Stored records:
· · · ·

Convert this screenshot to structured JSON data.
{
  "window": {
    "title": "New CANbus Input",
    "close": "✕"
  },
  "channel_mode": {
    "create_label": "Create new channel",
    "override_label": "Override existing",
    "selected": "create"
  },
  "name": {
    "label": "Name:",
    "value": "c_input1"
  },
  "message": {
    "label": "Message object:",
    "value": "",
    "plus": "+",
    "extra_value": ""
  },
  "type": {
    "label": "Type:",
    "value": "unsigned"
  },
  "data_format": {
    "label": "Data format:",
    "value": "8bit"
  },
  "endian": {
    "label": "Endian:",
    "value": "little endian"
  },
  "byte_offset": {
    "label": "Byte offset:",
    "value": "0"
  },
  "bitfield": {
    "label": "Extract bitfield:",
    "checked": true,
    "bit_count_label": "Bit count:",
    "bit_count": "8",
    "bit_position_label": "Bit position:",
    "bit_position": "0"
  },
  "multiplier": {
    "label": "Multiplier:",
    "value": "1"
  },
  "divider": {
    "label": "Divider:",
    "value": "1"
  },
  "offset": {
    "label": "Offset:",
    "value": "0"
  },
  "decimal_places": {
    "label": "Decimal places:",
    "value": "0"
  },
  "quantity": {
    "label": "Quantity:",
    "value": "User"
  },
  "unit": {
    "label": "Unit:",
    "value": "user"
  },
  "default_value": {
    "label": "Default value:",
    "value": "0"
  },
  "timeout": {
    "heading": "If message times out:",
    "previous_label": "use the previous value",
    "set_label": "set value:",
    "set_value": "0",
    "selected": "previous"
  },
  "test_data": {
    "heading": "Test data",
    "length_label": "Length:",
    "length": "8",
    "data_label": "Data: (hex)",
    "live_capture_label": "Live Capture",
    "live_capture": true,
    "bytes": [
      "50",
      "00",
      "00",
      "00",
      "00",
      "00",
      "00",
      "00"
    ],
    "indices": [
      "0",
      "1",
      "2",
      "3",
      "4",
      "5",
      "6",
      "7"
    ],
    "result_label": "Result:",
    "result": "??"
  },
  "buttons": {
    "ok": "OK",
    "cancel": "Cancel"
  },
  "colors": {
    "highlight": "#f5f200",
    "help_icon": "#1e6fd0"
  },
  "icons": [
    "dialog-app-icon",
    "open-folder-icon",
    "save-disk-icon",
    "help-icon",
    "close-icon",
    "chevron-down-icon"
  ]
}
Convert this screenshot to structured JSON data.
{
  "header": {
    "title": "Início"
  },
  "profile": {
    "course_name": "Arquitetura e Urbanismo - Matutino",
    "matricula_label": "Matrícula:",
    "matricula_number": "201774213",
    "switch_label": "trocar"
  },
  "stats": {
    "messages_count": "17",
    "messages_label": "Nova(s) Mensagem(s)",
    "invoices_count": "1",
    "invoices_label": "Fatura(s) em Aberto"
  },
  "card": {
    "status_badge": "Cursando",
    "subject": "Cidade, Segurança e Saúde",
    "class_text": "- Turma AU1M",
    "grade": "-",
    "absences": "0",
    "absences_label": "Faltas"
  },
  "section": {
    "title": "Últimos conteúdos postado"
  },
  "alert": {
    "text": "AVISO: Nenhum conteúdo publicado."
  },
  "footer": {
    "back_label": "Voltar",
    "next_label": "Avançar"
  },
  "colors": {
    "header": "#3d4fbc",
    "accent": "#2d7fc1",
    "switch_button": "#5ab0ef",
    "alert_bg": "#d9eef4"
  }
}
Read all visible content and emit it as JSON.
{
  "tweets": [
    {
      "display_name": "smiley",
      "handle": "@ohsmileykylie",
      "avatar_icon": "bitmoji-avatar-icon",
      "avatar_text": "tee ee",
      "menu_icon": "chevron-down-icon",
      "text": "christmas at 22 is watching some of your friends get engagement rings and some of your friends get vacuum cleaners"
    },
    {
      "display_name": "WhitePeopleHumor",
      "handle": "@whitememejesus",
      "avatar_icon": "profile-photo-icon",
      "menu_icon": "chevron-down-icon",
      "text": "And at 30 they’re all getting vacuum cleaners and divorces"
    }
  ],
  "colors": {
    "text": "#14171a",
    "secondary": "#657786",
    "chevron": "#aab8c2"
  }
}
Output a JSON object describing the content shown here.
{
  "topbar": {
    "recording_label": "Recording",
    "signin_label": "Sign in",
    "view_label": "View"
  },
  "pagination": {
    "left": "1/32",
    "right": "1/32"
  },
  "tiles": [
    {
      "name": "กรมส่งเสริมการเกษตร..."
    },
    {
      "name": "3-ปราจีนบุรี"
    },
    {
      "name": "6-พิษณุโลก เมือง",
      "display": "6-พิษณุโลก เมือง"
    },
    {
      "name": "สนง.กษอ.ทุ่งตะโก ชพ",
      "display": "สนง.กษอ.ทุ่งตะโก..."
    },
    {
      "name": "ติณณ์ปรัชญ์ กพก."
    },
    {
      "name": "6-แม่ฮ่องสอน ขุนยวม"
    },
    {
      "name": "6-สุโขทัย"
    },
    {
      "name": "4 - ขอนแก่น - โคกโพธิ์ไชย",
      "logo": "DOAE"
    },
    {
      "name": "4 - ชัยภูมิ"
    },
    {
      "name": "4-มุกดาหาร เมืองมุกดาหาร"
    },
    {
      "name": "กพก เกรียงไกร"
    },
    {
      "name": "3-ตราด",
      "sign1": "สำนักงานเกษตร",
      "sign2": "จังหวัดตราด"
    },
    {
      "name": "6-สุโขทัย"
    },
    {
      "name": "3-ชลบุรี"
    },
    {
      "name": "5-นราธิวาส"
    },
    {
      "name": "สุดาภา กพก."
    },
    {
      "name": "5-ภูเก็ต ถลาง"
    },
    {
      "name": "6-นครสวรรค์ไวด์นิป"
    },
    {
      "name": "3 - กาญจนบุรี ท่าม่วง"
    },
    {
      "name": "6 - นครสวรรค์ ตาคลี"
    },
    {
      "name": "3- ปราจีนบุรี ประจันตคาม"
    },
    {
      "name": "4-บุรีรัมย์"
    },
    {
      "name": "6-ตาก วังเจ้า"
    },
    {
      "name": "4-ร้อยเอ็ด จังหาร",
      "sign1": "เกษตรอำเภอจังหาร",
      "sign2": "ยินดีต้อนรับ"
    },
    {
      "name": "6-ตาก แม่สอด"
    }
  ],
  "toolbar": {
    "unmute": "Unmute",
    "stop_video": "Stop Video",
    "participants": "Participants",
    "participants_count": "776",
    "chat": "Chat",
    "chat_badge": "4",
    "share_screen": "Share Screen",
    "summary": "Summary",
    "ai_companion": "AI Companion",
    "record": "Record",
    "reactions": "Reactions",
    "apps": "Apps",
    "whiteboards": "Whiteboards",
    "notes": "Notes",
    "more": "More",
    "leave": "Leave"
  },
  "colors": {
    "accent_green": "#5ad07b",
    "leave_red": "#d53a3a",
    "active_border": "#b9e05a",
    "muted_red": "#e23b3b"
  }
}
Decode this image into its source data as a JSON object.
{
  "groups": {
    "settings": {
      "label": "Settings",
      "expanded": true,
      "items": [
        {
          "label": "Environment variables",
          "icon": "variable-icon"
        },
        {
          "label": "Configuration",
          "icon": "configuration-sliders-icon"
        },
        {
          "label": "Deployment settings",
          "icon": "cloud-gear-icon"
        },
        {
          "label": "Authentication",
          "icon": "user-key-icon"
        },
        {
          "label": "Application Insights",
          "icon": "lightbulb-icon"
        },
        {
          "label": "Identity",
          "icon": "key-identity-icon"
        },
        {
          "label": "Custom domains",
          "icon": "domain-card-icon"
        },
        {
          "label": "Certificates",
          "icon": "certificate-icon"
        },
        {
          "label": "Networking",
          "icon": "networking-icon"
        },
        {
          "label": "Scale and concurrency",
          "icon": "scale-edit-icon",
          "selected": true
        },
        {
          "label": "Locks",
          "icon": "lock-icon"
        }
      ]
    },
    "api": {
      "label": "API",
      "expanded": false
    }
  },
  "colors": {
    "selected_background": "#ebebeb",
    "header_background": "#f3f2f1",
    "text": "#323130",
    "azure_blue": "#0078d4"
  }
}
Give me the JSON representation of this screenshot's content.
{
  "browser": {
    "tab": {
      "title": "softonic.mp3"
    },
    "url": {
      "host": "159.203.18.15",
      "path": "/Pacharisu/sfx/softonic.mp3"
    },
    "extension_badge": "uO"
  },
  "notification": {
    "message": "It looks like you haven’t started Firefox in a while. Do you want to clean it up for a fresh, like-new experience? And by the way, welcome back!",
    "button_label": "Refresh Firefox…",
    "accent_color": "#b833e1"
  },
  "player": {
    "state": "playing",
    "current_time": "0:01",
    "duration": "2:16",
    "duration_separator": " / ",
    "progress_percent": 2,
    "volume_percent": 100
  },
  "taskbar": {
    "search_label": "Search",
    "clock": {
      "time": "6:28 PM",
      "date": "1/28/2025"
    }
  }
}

· · · ·

**What this task involves**:
Go through the listing above and list every line that has the word "งตะโก".

**Full response**:
      "name": "สนง.กษอ.ทุ่งตะโก ชพ",
      "display": "สนง.กษอ.ทุ่งตะโก..."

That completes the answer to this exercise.